** Start STORED RECORDS **

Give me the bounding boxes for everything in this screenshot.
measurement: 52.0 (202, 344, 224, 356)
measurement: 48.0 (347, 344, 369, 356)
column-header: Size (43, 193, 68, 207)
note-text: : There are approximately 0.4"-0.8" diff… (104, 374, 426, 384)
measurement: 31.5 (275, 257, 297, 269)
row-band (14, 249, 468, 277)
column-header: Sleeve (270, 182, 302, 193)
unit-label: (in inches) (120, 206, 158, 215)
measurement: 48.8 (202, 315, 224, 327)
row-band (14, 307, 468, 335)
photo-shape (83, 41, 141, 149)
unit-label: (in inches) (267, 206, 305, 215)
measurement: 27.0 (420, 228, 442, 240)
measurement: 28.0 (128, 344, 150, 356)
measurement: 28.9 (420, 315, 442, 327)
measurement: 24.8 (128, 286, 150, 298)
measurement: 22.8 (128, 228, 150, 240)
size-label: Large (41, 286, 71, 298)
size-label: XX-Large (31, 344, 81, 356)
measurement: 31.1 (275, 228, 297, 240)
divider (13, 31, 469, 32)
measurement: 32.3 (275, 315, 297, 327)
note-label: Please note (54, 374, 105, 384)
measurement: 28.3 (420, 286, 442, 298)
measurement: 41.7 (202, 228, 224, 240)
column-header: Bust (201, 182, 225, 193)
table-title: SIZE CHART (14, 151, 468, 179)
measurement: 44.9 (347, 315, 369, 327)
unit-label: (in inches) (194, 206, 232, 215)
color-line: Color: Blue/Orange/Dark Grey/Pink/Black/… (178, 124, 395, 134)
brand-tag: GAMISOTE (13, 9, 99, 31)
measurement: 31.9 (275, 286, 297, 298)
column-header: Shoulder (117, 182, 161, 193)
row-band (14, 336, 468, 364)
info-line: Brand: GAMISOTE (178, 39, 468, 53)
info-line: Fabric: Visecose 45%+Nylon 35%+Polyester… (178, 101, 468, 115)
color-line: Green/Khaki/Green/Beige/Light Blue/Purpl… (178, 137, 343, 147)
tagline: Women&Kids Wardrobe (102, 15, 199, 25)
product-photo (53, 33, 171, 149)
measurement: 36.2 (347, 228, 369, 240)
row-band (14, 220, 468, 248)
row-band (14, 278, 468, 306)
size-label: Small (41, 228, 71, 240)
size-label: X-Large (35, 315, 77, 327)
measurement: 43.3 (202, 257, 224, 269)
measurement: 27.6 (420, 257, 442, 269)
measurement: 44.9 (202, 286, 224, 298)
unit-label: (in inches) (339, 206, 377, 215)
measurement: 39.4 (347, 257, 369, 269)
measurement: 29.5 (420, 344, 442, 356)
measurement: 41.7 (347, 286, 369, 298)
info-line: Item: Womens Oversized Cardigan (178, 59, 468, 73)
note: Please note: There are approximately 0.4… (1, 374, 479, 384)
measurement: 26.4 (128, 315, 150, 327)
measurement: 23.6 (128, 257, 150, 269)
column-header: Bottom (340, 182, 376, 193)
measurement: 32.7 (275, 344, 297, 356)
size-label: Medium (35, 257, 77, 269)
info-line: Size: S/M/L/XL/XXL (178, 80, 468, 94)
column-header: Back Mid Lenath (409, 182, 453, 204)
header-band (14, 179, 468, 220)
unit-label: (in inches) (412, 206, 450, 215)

** End STORED RECORDS **

_WRITTEN REQUEST_
Reproduce every line of the data above character for character, in its original order.

_ANSWER_
Give me the bounding boxes for everything in this screenshot.
measurement: 52.0 (202, 344, 224, 356)
measurement: 48.0 (347, 344, 369, 356)
column-header: Size (43, 193, 68, 207)
note-text: : There are approximately 0.4"-0.8" diff… (104, 374, 426, 384)
measurement: 31.5 (275, 257, 297, 269)
row-band (14, 249, 468, 277)
column-header: Sleeve (270, 182, 302, 193)
unit-label: (in inches) (120, 206, 158, 215)
measurement: 48.8 (202, 315, 224, 327)
row-band (14, 307, 468, 335)
photo-shape (83, 41, 141, 149)
unit-label: (in inches) (267, 206, 305, 215)
measurement: 27.0 (420, 228, 442, 240)
measurement: 28.0 (128, 344, 150, 356)
measurement: 28.9 (420, 315, 442, 327)
measurement: 24.8 (128, 286, 150, 298)
measurement: 22.8 (128, 228, 150, 240)
size-label: Large (41, 286, 71, 298)
size-label: XX-Large (31, 344, 81, 356)
measurement: 31.1 (275, 228, 297, 240)
divider (13, 31, 469, 32)
measurement: 32.3 (275, 315, 297, 327)
note-label: Please note (54, 374, 105, 384)
measurement: 28.3 (420, 286, 442, 298)
measurement: 41.7 (202, 228, 224, 240)
column-header: Bust (201, 182, 225, 193)
table-title: SIZE CHART (14, 151, 468, 179)
measurement: 44.9 (347, 315, 369, 327)
unit-label: (in inches) (194, 206, 232, 215)
color-line: Color: Blue/Orange/Dark Grey/Pink/Black/… (178, 124, 395, 134)
brand-tag: GAMISOTE (13, 9, 99, 31)
measurement: 31.9 (275, 286, 297, 298)
column-header: Shoulder (117, 182, 161, 193)
row-band (14, 336, 468, 364)
info-line: Brand: GAMISOTE (178, 39, 468, 53)
info-line: Fabric: Visecose 45%+Nylon 35%+Polyester… (178, 101, 468, 115)
color-line: Green/Khaki/Green/Beige/Light Blue/Purpl… (178, 137, 343, 147)
tagline: Women&Kids Wardrobe (102, 15, 199, 25)
product-photo (53, 33, 171, 149)
measurement: 36.2 (347, 228, 369, 240)
row-band (14, 220, 468, 248)
row-band (14, 278, 468, 306)
size-label: Small (41, 228, 71, 240)
size-label: X-Large (35, 315, 77, 327)
measurement: 43.3 (202, 257, 224, 269)
measurement: 27.6 (420, 257, 442, 269)
measurement: 44.9 (202, 286, 224, 298)
unit-label: (in inches) (339, 206, 377, 215)
measurement: 39.4 (347, 257, 369, 269)
measurement: 29.5 (420, 344, 442, 356)
measurement: 41.7 (347, 286, 369, 298)
info-line: Item: Womens Oversized Cardigan (178, 59, 468, 73)
note: Please note: There are approximately 0.4… (1, 374, 479, 384)
measurement: 26.4 (128, 315, 150, 327)
measurement: 23.6 (128, 257, 150, 269)
column-header: Bottom (340, 182, 376, 193)
measurement: 32.7 (275, 344, 297, 356)
size-label: Medium (35, 257, 77, 269)
info-line: Size: S/M/L/XL/XXL (178, 80, 468, 94)
column-header: Back Mid Lenath (409, 182, 453, 204)
header-band (14, 179, 468, 220)
unit-label: (in inches) (412, 206, 450, 215)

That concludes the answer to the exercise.